Material supplied —
● ● ● ●

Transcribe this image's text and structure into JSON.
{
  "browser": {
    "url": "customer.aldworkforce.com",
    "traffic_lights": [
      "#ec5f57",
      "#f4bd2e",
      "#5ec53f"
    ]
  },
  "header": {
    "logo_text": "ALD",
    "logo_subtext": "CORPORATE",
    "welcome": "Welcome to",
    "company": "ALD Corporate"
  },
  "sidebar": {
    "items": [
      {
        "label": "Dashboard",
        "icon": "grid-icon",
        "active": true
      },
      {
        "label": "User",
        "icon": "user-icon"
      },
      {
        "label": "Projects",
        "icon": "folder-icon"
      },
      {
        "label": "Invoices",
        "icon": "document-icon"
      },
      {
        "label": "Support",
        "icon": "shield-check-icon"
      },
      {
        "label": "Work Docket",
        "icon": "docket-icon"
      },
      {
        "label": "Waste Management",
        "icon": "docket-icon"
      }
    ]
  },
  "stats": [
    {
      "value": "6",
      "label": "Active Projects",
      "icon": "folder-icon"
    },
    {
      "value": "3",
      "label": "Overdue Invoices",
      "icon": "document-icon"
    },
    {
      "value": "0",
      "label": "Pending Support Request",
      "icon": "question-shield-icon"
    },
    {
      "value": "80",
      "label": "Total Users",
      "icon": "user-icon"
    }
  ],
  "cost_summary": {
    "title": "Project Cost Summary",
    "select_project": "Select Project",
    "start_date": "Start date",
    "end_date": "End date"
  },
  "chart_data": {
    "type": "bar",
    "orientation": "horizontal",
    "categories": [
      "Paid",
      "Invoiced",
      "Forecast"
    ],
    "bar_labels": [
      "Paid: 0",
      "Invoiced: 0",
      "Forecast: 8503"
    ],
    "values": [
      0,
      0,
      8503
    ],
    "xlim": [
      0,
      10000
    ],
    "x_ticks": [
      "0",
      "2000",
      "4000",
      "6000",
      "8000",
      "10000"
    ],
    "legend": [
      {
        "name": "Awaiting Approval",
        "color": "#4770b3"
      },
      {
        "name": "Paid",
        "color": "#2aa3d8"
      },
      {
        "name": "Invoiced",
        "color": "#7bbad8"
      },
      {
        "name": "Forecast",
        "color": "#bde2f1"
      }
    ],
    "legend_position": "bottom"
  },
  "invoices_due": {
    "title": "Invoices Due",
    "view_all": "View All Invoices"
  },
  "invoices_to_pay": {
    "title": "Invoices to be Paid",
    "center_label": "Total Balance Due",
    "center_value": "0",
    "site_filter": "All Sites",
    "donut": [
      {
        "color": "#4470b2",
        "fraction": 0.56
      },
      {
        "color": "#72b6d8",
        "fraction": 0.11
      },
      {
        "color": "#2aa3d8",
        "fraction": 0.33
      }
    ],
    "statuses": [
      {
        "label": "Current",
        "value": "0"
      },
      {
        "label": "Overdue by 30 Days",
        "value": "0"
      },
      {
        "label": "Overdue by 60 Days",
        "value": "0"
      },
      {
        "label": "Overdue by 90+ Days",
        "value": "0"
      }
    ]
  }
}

● ● ● ●

Problem — Report how many lines hold the string "Support", giving the number and nothing else.

Problem solution — 2